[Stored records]
-- -- --

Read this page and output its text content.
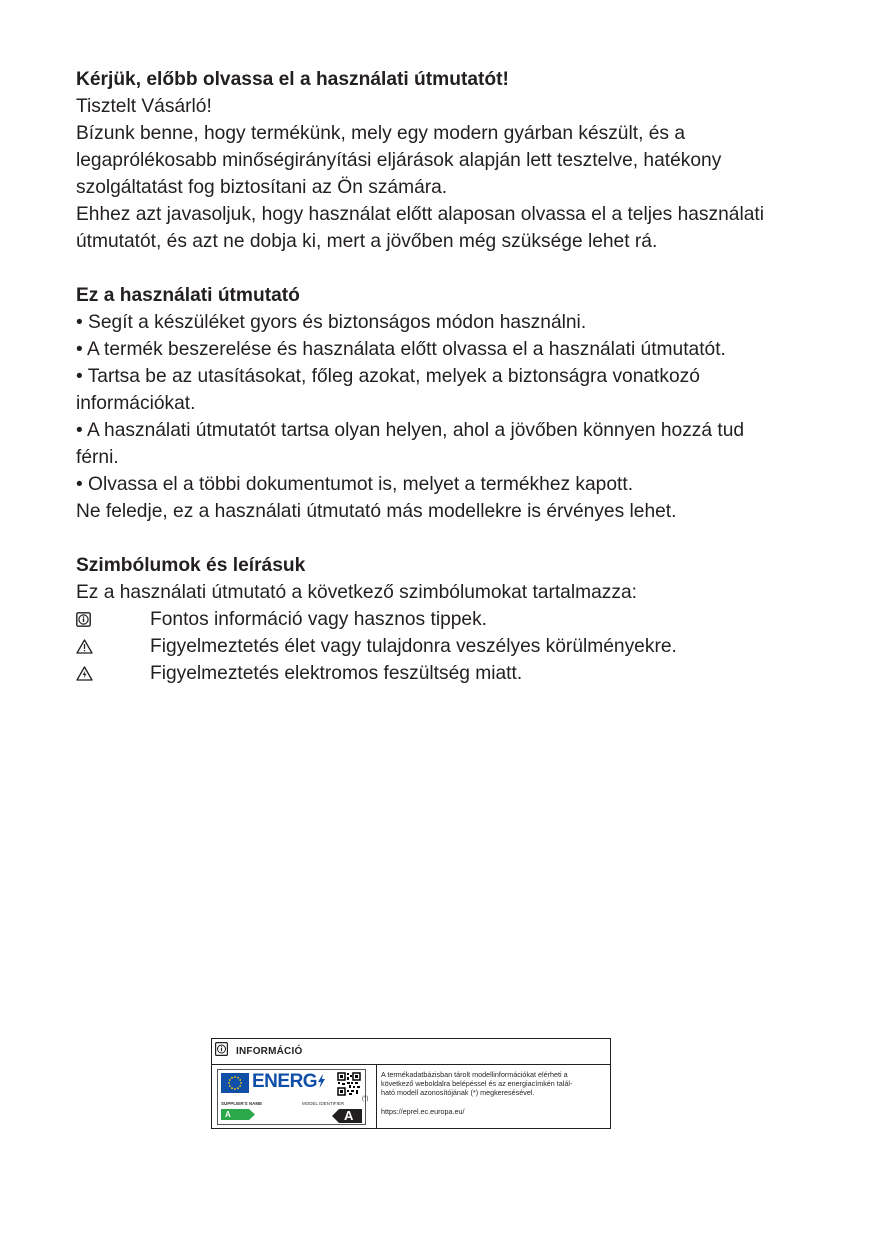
Kérjük, előbb olvassa el a használati útmutatót!

Tisztelt Vásárló!

Bízunk benne, hogy termékünk, mely egy modern gyárban készült, és a

legaprólékosabb minőségirányítási eljárások alapján lett tesztelve, hatékony

szolgáltatást fog biztosítani az Ön számára.

Ehhez azt javasoljuk, hogy használat előtt alaposan olvassa el a teljes használati

útmutatót, és azt ne dobja ki, mert a jövőben még szüksége lehet rá.

Ez a használati útmutató

• Segít a készüléket gyors és biztonságos módon használni.

• A termék beszerelése és használata előtt olvassa el a használati útmutatót.

• Tartsa be az utasításokat, főleg azokat, melyek a biztonságra vonatkozó

információkat.

• A használati útmutatót tartsa olyan helyen, ahol a jövőben könnyen hozzá tud

férni.

• Olvassa el a többi dokumentumot is, melyet a termékhez kapott.

Ne feledje, ez a használati útmutató más modellekre is érvényes lehet.

Szimbólumok és leírásuk

Ez a használati útmutató a következő szimbólumokat tartalmazza:

Fontos információ vagy hasznos tippek.
Figyelmeztetés élet vagy tulajdonra veszélyes körülményekre.
Figyelmeztetés elektromos feszültség miatt.
INFORMÁCIÓ
ENERG
SUPPLIER'S NAME	MODEL IDENTIFIER
A	A
(*)
A termékadatbázisban tárolt modellinformációkat elérheti a
következő weboldalra belépéssel és az energiacímkén talál-
ható modell azonosítójának (*) megkeresésével.
https://eprel.ec.europa.eu/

-- -- --

# Written exercise
Which lines contain the word "jövőben"? Copy each of them.

# Output below
útmutatót, és azt ne dobja ki, mert a jövőben még szüksége lehet rá.
• A használati útmutatót tartsa olyan helyen, ahol a jövőben könnyen hozzá tud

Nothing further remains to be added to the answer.